(WHAT TO DO): Copy out these records line for line, omitting the pictures.

(PROVIDED ENTRIES):

--- start ---

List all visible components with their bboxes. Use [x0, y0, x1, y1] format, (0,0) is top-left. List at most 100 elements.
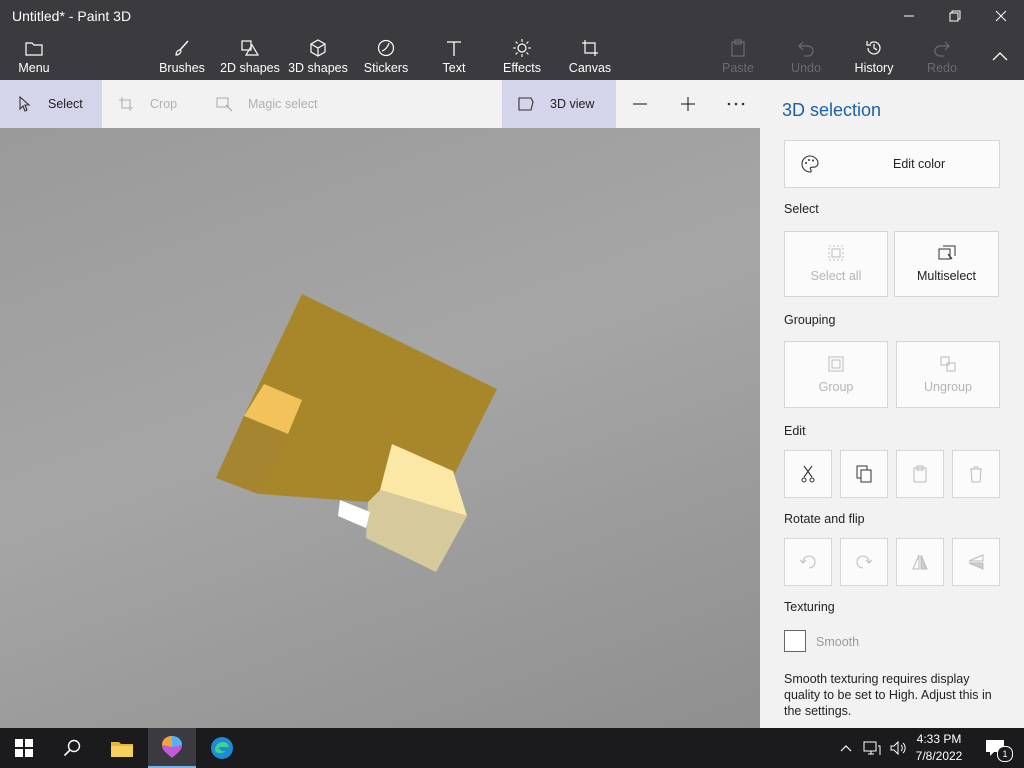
minimize-button[interactable]: [886, 0, 932, 32]
paste-panel-button[interactable]: [896, 450, 944, 498]
main-toolbar: Menu Brushes 2D shapes 3D shapes Sticker…: [0, 32, 1024, 80]
edge-taskbar-button[interactable]: [198, 728, 246, 768]
paint-3d-icon: [162, 736, 182, 758]
3d-object-scene[interactable]: [0, 128, 760, 728]
minimize-icon: [904, 15, 914, 17]
clipboard-icon: [913, 465, 927, 483]
copy-button[interactable]: [840, 450, 888, 498]
clock[interactable]: 4:33 PM 7/8/2022: [912, 731, 966, 765]
network-icon: [863, 741, 881, 755]
chevron-up-icon: [992, 52, 1008, 61]
zoom-out-button[interactable]: [630, 80, 650, 128]
network-tray-button[interactable]: [860, 728, 884, 768]
multiselect-icon: [938, 245, 955, 260]
paint-3d-taskbar-button[interactable]: [148, 728, 196, 768]
cut-button[interactable]: [784, 450, 832, 498]
magic-select-icon: [216, 97, 233, 112]
canvas-label: Canvas: [568, 61, 612, 75]
chevron-up-icon: [840, 745, 852, 752]
history-button[interactable]: History: [850, 32, 898, 80]
flip-horizontal-button[interactable]: [896, 538, 944, 586]
close-button[interactable]: [978, 0, 1024, 32]
menu-button[interactable]: Menu: [10, 32, 58, 80]
collapse-toolbar-button[interactable]: [980, 32, 1020, 80]
edit-color-button[interactable]: Edit color: [784, 140, 1000, 188]
rotate-right-button[interactable]: [840, 538, 888, 586]
flip-vertical-icon: [968, 554, 984, 570]
edit-color-label: Edit color: [893, 157, 946, 171]
group-label: Group: [818, 379, 854, 394]
magic-select-label: Magic select: [248, 97, 318, 111]
ellipsis-icon: [727, 102, 745, 106]
canvas-tool[interactable]: Canvas: [566, 32, 614, 80]
notification-count-badge: 1: [997, 746, 1013, 762]
minus-icon: [633, 103, 647, 105]
rotate-section-label: Rotate and flip: [784, 512, 865, 526]
multiselect-button[interactable]: Multiselect: [894, 231, 999, 297]
select-section-label: Select: [784, 202, 819, 216]
brushes-tool[interactable]: Brushes: [156, 32, 208, 80]
search-button[interactable]: [48, 728, 96, 768]
more-options-button[interactable]: [726, 80, 746, 128]
smooth-checkbox[interactable]: [784, 630, 806, 652]
volume-tray-button[interactable]: [886, 728, 910, 768]
delete-button[interactable]: [952, 450, 1000, 498]
redo-label: Redo: [927, 61, 957, 75]
crop-tool[interactable]: Crop: [118, 80, 198, 128]
brush-icon: [173, 37, 191, 59]
view-3d-toggle[interactable]: 3D view: [502, 80, 616, 128]
start-button[interactable]: [0, 728, 48, 768]
effects-tool[interactable]: Effects: [498, 32, 546, 80]
undo-button[interactable]: Undo: [784, 32, 828, 80]
plus-icon: [681, 97, 695, 111]
action-center-button[interactable]: 1: [980, 728, 1013, 768]
paste-label: Paste: [722, 61, 754, 75]
ungroup-icon: [940, 356, 956, 371]
cursor-arrow-icon: [19, 96, 31, 112]
close-icon: [995, 10, 1007, 22]
group-button[interactable]: Group: [784, 341, 888, 408]
clipboard-icon: [730, 37, 746, 59]
smooth-label: Smooth: [816, 635, 860, 649]
history-label: History: [854, 61, 894, 75]
shapes-3d-tool[interactable]: 3D shapes: [288, 32, 348, 80]
rotate-left-button[interactable]: [784, 538, 832, 586]
search-icon: [63, 739, 81, 757]
crop-icon: [119, 97, 133, 111]
redo-button[interactable]: Redo: [920, 32, 964, 80]
texturing-section-label: Texturing: [784, 600, 835, 614]
flip-horizontal-icon: [912, 554, 928, 570]
folder-icon: [25, 37, 43, 59]
undo-icon: [797, 37, 815, 59]
view-3d-label: 3D view: [550, 97, 595, 111]
3d-object-white-block[interactable]: [338, 500, 370, 528]
rotate-right-icon: [856, 555, 873, 569]
file-explorer-taskbar-button[interactable]: [98, 728, 146, 768]
canvas-area[interactable]: [0, 128, 760, 728]
flip-vertical-button[interactable]: [952, 538, 1000, 586]
restore-icon: [949, 10, 961, 22]
select-tool[interactable]: Select: [0, 80, 102, 128]
trash-icon: [970, 466, 982, 483]
copy-icon: [856, 465, 872, 483]
scissors-icon: [801, 465, 815, 483]
stickers-tool[interactable]: Stickers: [360, 32, 412, 80]
magic-select-tool[interactable]: Magic select: [216, 80, 346, 128]
grouping-section-label: Grouping: [784, 313, 836, 327]
window-title: Untitled* - Paint 3D: [12, 8, 132, 24]
select-label: Select: [48, 97, 83, 111]
clock-time: 4:33 PM: [916, 732, 962, 746]
shapes-2d-tool[interactable]: 2D shapes: [220, 32, 280, 80]
paste-button[interactable]: Paste: [716, 32, 760, 80]
restore-button[interactable]: [932, 0, 978, 32]
text-label: Text: [442, 61, 466, 75]
palette-icon: [801, 155, 819, 173]
clock-date: 7/8/2022: [915, 749, 963, 763]
stickers-label: Stickers: [363, 61, 409, 75]
zoom-in-button[interactable]: [678, 80, 698, 128]
show-hidden-icons-button[interactable]: [836, 728, 856, 768]
sticker-icon: [377, 37, 395, 59]
ungroup-button[interactable]: Ungroup: [896, 341, 1000, 408]
text-tool[interactable]: Text: [432, 32, 476, 80]
select-all-button[interactable]: Select all: [784, 231, 888, 297]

--- end ---

(EXERCISE RESULT):
List all visible components with their bboxes. Use [x0, y0, x1, y1] format, (0,0) is top-left. List at most 100 elements.
minimize-button[interactable]: [886, 0, 932, 32]
paste-panel-button[interactable]: [896, 450, 944, 498]
main-toolbar: Menu Brushes 2D shapes 3D shapes Sticker…: [0, 32, 1024, 80]
edge-taskbar-button[interactable]: [198, 728, 246, 768]
paint-3d-icon: [162, 736, 182, 758]
3d-object-scene[interactable]: [0, 128, 760, 728]
minimize-icon: [904, 15, 914, 17]
clipboard-icon: [913, 465, 927, 483]
copy-button[interactable]: [840, 450, 888, 498]
clock[interactable]: 4:33 PM 7/8/2022: [912, 731, 966, 765]
network-icon: [863, 741, 881, 755]
chevron-up-icon: [992, 52, 1008, 61]
zoom-out-button[interactable]: [630, 80, 650, 128]
network-tray-button[interactable]: [860, 728, 884, 768]
multiselect-icon: [938, 245, 955, 260]
paint-3d-taskbar-button[interactable]: [148, 728, 196, 768]
cut-button[interactable]: [784, 450, 832, 498]
magic-select-icon: [216, 97, 233, 112]
canvas-label: Canvas: [568, 61, 612, 75]
chevron-up-icon: [840, 745, 852, 752]
history-button[interactable]: History: [850, 32, 898, 80]
flip-horizontal-button[interactable]: [896, 538, 944, 586]
close-button[interactable]: [978, 0, 1024, 32]
menu-button[interactable]: Menu: [10, 32, 58, 80]
collapse-toolbar-button[interactable]: [980, 32, 1020, 80]
edit-color-button[interactable]: Edit color: [784, 140, 1000, 188]
rotate-right-button[interactable]: [840, 538, 888, 586]
flip-vertical-icon: [968, 554, 984, 570]
edit-color-label: Edit color: [893, 157, 946, 171]
group-label: Group: [818, 379, 854, 394]
magic-select-label: Magic select: [248, 97, 318, 111]
ellipsis-icon: [727, 102, 745, 106]
canvas-tool[interactable]: Canvas: [566, 32, 614, 80]
notification-count-badge: 1: [997, 746, 1013, 762]
minus-icon: [633, 103, 647, 105]
rotate-section-label: Rotate and flip: [784, 512, 865, 526]
multiselect-button[interactable]: Multiselect: [894, 231, 999, 297]
select-section-label: Select: [784, 202, 819, 216]
brushes-tool[interactable]: Brushes: [156, 32, 208, 80]
search-button[interactable]: [48, 728, 96, 768]
more-options-button[interactable]: [726, 80, 746, 128]
smooth-checkbox[interactable]: [784, 630, 806, 652]
volume-tray-button[interactable]: [886, 728, 910, 768]
delete-button[interactable]: [952, 450, 1000, 498]
redo-label: Redo: [927, 61, 957, 75]
crop-tool[interactable]: Crop: [118, 80, 198, 128]
brush-icon: [173, 37, 191, 59]
view-3d-toggle[interactable]: 3D view: [502, 80, 616, 128]
start-button[interactable]: [0, 728, 48, 768]
effects-tool[interactable]: Effects: [498, 32, 546, 80]
undo-button[interactable]: Undo: [784, 32, 828, 80]
plus-icon: [681, 97, 695, 111]
action-center-button[interactable]: 1: [980, 728, 1013, 768]
paste-label: Paste: [722, 61, 754, 75]
ungroup-icon: [940, 356, 956, 371]
cursor-arrow-icon: [19, 96, 31, 112]
close-icon: [995, 10, 1007, 22]
group-button[interactable]: Group: [784, 341, 888, 408]
clipboard-icon: [730, 37, 746, 59]
smooth-label: Smooth: [816, 635, 860, 649]
history-label: History: [854, 61, 894, 75]
shapes-3d-tool[interactable]: 3D shapes: [288, 32, 348, 80]
rotate-left-button[interactable]: [784, 538, 832, 586]
search-icon: [63, 739, 81, 757]
crop-icon: [119, 97, 133, 111]
redo-button[interactable]: Redo: [920, 32, 964, 80]
texturing-section-label: Texturing: [784, 600, 835, 614]
flip-horizontal-icon: [912, 554, 928, 570]
folder-icon: [25, 37, 43, 59]
undo-icon: [797, 37, 815, 59]
view-3d-label: 3D view: [550, 97, 595, 111]
3d-object-white-block[interactable]: [338, 500, 370, 528]
rotate-right-icon: [856, 555, 873, 569]
file-explorer-taskbar-button[interactable]: [98, 728, 146, 768]
canvas-area[interactable]: [0, 128, 760, 728]
flip-vertical-button[interactable]: [952, 538, 1000, 586]
restore-icon: [949, 10, 961, 22]
select-tool[interactable]: Select: [0, 80, 102, 128]
trash-icon: [970, 466, 982, 483]
copy-icon: [856, 465, 872, 483]
scissors-icon: [801, 465, 815, 483]
stickers-tool[interactable]: Stickers: [360, 32, 412, 80]
magic-select-tool[interactable]: Magic select: [216, 80, 346, 128]
grouping-section-label: Grouping: [784, 313, 836, 327]
window-title: Untitled* - Paint 3D: [12, 8, 132, 24]
select-label: Select: [48, 97, 83, 111]
clock-time: 4:33 PM: [916, 732, 962, 746]
shapes-2d-tool[interactable]: 2D shapes: [220, 32, 280, 80]
paste-button[interactable]: Paste: [716, 32, 760, 80]
restore-button[interactable]: [932, 0, 978, 32]
text-label: Text: [442, 61, 466, 75]
palette-icon: [801, 155, 819, 173]
clock-date: 7/8/2022: [915, 749, 963, 763]
stickers-label: Stickers: [363, 61, 409, 75]
zoom-in-button[interactable]: [678, 80, 698, 128]
show-hidden-icons-button[interactable]: [836, 728, 856, 768]
sticker-icon: [377, 37, 395, 59]
ungroup-button[interactable]: Ungroup: [896, 341, 1000, 408]
text-tool[interactable]: Text: [432, 32, 476, 80]
select-all-button[interactable]: Select all: [784, 231, 888, 297]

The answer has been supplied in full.